[EXTRACTED INFORMATION start]
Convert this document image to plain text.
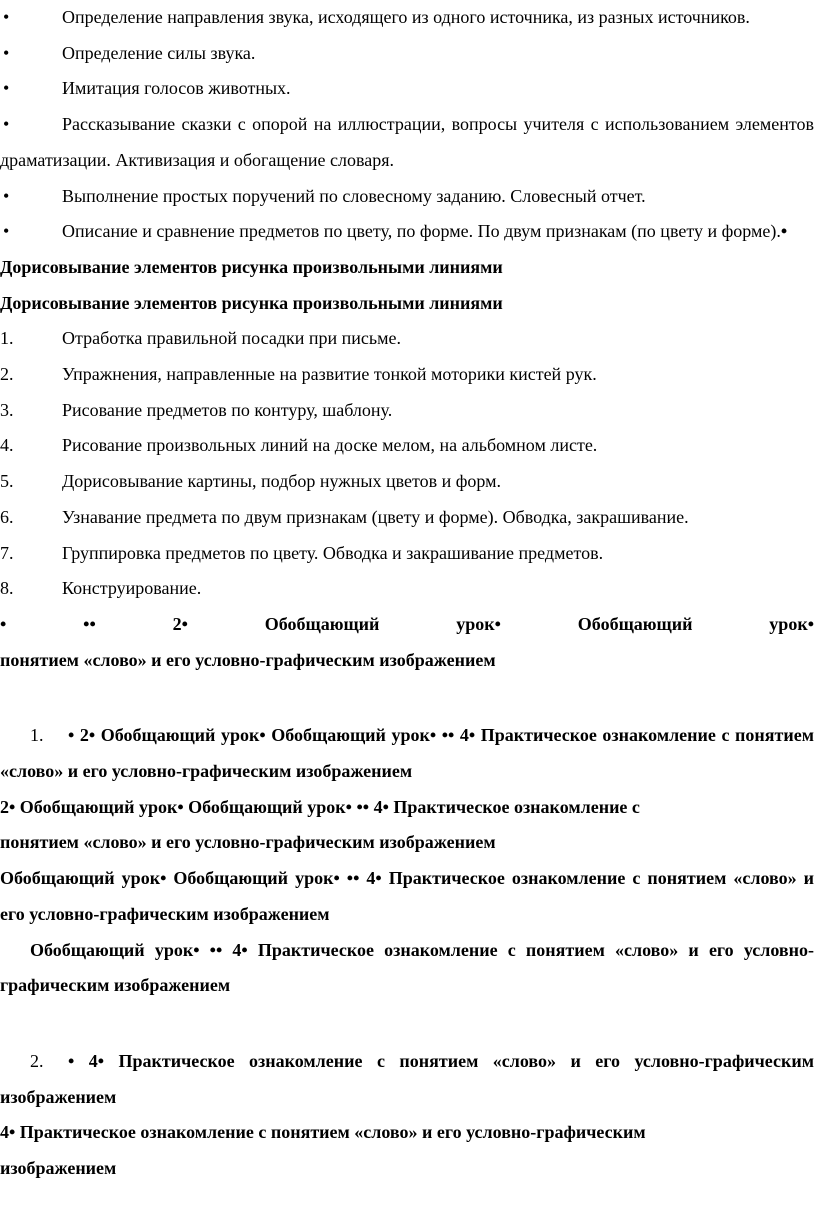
•	Определение направления звука, исходящего из одного источника, из разных источников.

•	Определение силы звука.

•	Имитация голосов животных.

•	Рассказывание сказки с опорой на иллюстрации, вопросы учителя с использованием элементов драматизации. Активизация и обогащение словаря.

•	Выполнение простых поручений по словесному заданию. Словесный отчет.

•	Описание и сравнение предметов по цвету, по форме. По двум признакам (по цвету и форме).• Дорисовывание элементов рисунка произвольными линиями

Дорисовывание элементов рисунка произвольными линиями

1.	Отработка правильной посадки при письме.

2.	Упражнения, направленные на развитие тонкой моторики кистей рук.

3.	Рисование предметов по контуру, шаблону.

4.	Рисование произвольных линий на доске мелом, на альбомном листе.

5.	Дорисовывание картины, подбор нужных цветов и форм.

6.	Узнавание предмета по двум признакам (цвету и форме). Обводка, закрашивание.

7.	Группировка предметов по цвету. Обводка и закрашивание предметов.

8.	Конструирование.

• •• 2• Обобщающий урок• Обобщающий урок•

понятием «слово» и его условно-графическим изображением

1. • 2• Обобщающий урок• Обобщающий урок• •• 4• Практическое ознакомление с понятием «слово» и его условно-графическим изображением

2• Обобщающий урок• Обобщающий урок• •• 4• Практическое ознакомление с

понятием «слово» и его условно-графическим изображением

Обобщающий урок• Обобщающий урок• •• 4• Практическое ознакомление с понятием «слово» и его условно-графическим изображением

Обобщающий урок• •• 4• Практическое ознакомление с понятием «слово» и его условно-графическим изображением

2. • 4• Практическое ознакомление с понятием «слово» и его условно-графическим изображением

4• Практическое ознакомление с понятием «слово» и его условно-графическим

изображением
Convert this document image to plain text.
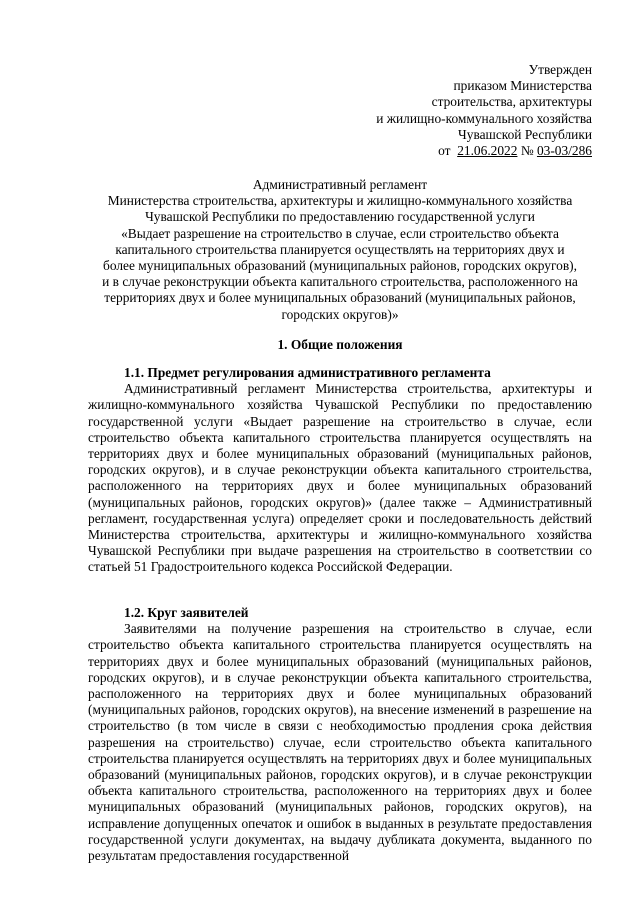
Утвержден
приказом Министерства
строительства, архитектуры
и жилищно-коммунального хозяйства
Чувашской Республики
от 21.06.2022 № 03-03/286
Административный регламент
Министерства строительства, архитектуры и жилищно-коммунального хозяйства
Чувашской Республики по предоставлению государственной услуги
«Выдает разрешение на строительство в случае, если строительство объекта
капитального строительства планируется осуществлять на территориях двух и
более муниципальных образований (муниципальных районов, городских округов),
и в случае реконструкции объекта капитального строительства, расположенного на
территориях двух и более муниципальных образований (муниципальных районов,
городских округов)»
1. Общие положения
1.1. Предмет регулирования административного регламента

Административный регламент Министерства строительства, архитектуры и жилищно-коммунального хозяйства Чувашской Республики по предоставлению государственной услуги «Выдает разрешение на строительство в случае, если строительство объекта капитального строительства планируется осуществлять на территориях двух и более муниципальных образований (муниципальных районов, городских округов), и в случае реконструкции объекта капитального строительства, расположенного на территориях двух и более муниципальных образований (муниципальных районов, городских округов)» (далее также – Административный регламент, государственная услуга) определяет сроки и последовательность действий Министерства строительства, архитектуры и жилищно-коммунального хозяйства Чувашской Республики при выдаче разрешения на строительство в соответствии со статьей 51 Градостроительного кодекса Российской Федерации.

1.2. Круг заявителей

Заявителями на получение разрешения на строительство в случае, если строительство объекта капитального строительства планируется осуществлять на территориях двух и более муниципальных образований (муниципальных районов, городских округов), и в случае реконструкции объекта капитального строительства, расположенного на территориях двух и более муниципальных образований (муниципальных районов, городских округов), на внесение изменений в разрешение на строительство (в том числе в связи с необходимостью продления срока действия разрешения на строительство) случае, если строительство объекта капитального строительства планируется осуществлять на территориях двух и более муниципальных образований (муниципальных районов, городских округов), и в случае реконструкции объекта капитального строительства, расположенного на территориях двух и более муниципальных образований (муниципальных районов, городских округов), на исправление допущенных опечаток и ошибок в выданных в результате предоставления государственной услуги документах, на выдачу дубликата документа, выданного по результатам предоставления государственной
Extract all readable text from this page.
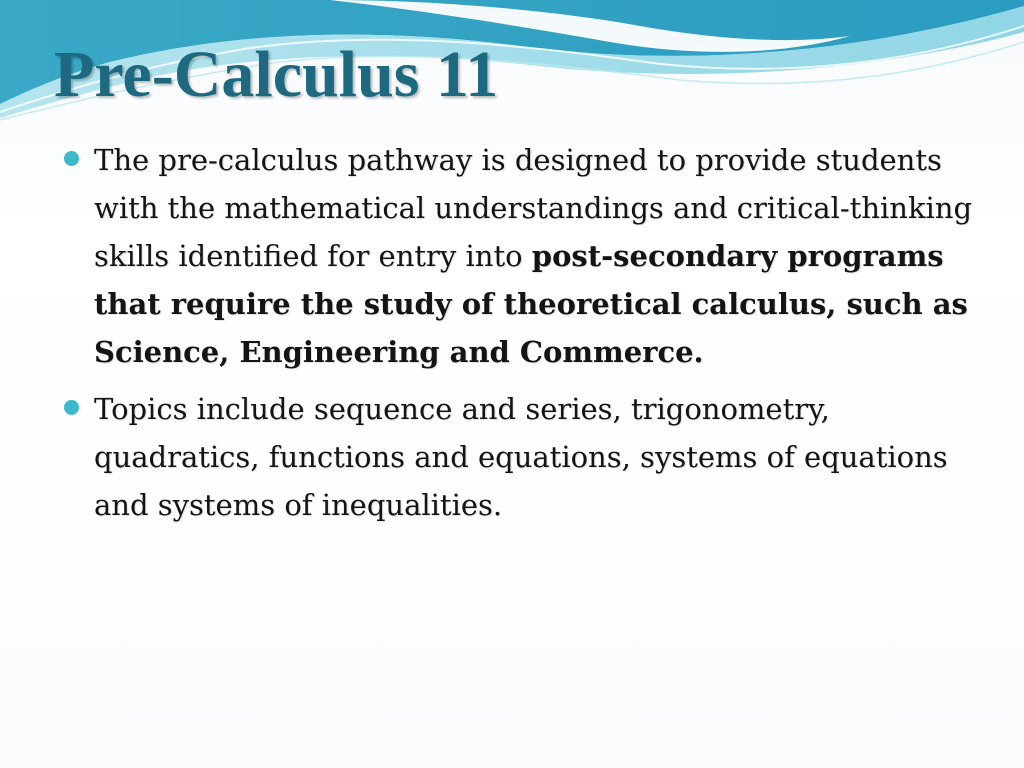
Pre-Calculus 11
The pre-calculus pathway is designed to provide students with the mathematical understandings and critical-thinking skills identified for entry into post-secondary programs that require the study of theoretical calculus, such as Science, Engineering and Commerce.
Topics include sequence and series, trigonometry, quadratics, functions and equations, systems of equations and systems of inequalities.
[EXTRACTED INFORMATION end]
Please write out all the data again word for word, but not the pictures.

# RESPONSE TO THE EXERCISE
Convert this document image to plain text.
•	Определение направления звука, исходящего из одного источника, из разных источников.

•	Определение силы звука.

•	Имитация голосов животных.

•	Рассказывание сказки с опорой на иллюстрации, вопросы учителя с использованием элементов драматизации. Активизация и обогащение словаря.

•	Выполнение простых поручений по словесному заданию. Словесный отчет.

•	Описание и сравнение предметов по цвету, по форме. По двум признакам (по цвету и форме).• Дорисовывание элементов рисунка произвольными линиями

Дорисовывание элементов рисунка произвольными линиями

1.	Отработка правильной посадки при письме.

2.	Упражнения, направленные на развитие тонкой моторики кистей рук.

3.	Рисование предметов по контуру, шаблону.

4.	Рисование произвольных линий на доске мелом, на альбомном листе.

5.	Дорисовывание картины, подбор нужных цветов и форм.

6.	Узнавание предмета по двум признакам (цвету и форме). Обводка, закрашивание.

7.	Группировка предметов по цвету. Обводка и закрашивание предметов.

8.	Конструирование.

• •• 2• Обобщающий урок• Обобщающий урок•

понятием «слово» и его условно-графическим изображением

1. • 2• Обобщающий урок• Обобщающий урок• •• 4• Практическое ознакомление с понятием «слово» и его условно-графическим изображением

2• Обобщающий урок• Обобщающий урок• •• 4• Практическое ознакомление с

понятием «слово» и его условно-графическим изображением

Обобщающий урок• Обобщающий урок• •• 4• Практическое ознакомление с понятием «слово» и его условно-графическим изображением

Обобщающий урок• •• 4• Практическое ознакомление с понятием «слово» и его условно-графическим изображением

2. • 4• Практическое ознакомление с понятием «слово» и его условно-графическим изображением

4• Практическое ознакомление с понятием «слово» и его условно-графическим

изображением
Convert this document image to plain text.
Утвержден
приказом Министерства
строительства, архитектуры
и жилищно-коммунального хозяйства
Чувашской Республики
от 21.06.2022 № 03-03/286
Административный регламент
Министерства строительства, архитектуры и жилищно-коммунального хозяйства
Чувашской Республики по предоставлению государственной услуги
«Выдает разрешение на строительство в случае, если строительство объекта
капитального строительства планируется осуществлять на территориях двух и
более муниципальных образований (муниципальных районов, городских округов),
и в случае реконструкции объекта капитального строительства, расположенного на
территориях двух и более муниципальных образований (муниципальных районов,
городских округов)»
1. Общие положения
1.1. Предмет регулирования административного регламента

Административный регламент Министерства строительства, архитектуры и жилищно-коммунального хозяйства Чувашской Республики по предоставлению государственной услуги «Выдает разрешение на строительство в случае, если строительство объекта капитального строительства планируется осуществлять на территориях двух и более муниципальных образований (муниципальных районов, городских округов), и в случае реконструкции объекта капитального строительства, расположенного на территориях двух и более муниципальных образований (муниципальных районов, городских округов)» (далее также – Административный регламент, государственная услуга) определяет сроки и последовательность действий Министерства строительства, архитектуры и жилищно-коммунального хозяйства Чувашской Республики при выдаче разрешения на строительство в соответствии со статьей 51 Градостроительного кодекса Российской Федерации.

1.2. Круг заявителей

Заявителями на получение разрешения на строительство в случае, если строительство объекта капитального строительства планируется осуществлять на территориях двух и более муниципальных образований (муниципальных районов, городских округов), и в случае реконструкции объекта капитального строительства, расположенного на территориях двух и более муниципальных образований (муниципальных районов, городских округов), на внесение изменений в разрешение на строительство (в том числе в связи с необходимостью продления срока действия разрешения на строительство) случае, если строительство объекта капитального строительства планируется осуществлять на территориях двух и более муниципальных образований (муниципальных районов, городских округов), и в случае реконструкции объекта капитального строительства, расположенного на территориях двух и более муниципальных образований (муниципальных районов, городских округов), на исправление допущенных опечаток и ошибок в выданных в результате предоставления государственной услуги документах, на выдачу дубликата документа, выданного по результатам предоставления государственной
Extract all readable text from this page.
Pre-Calculus 11
The pre-calculus pathway is designed to provide students with the mathematical understandings and critical-thinking skills identified for entry into post-secondary programs that require the study of theoretical calculus, such as Science, Engineering and Commerce.
Topics include sequence and series, trigonometry, quadratics, functions and equations, systems of equations and systems of inequalities.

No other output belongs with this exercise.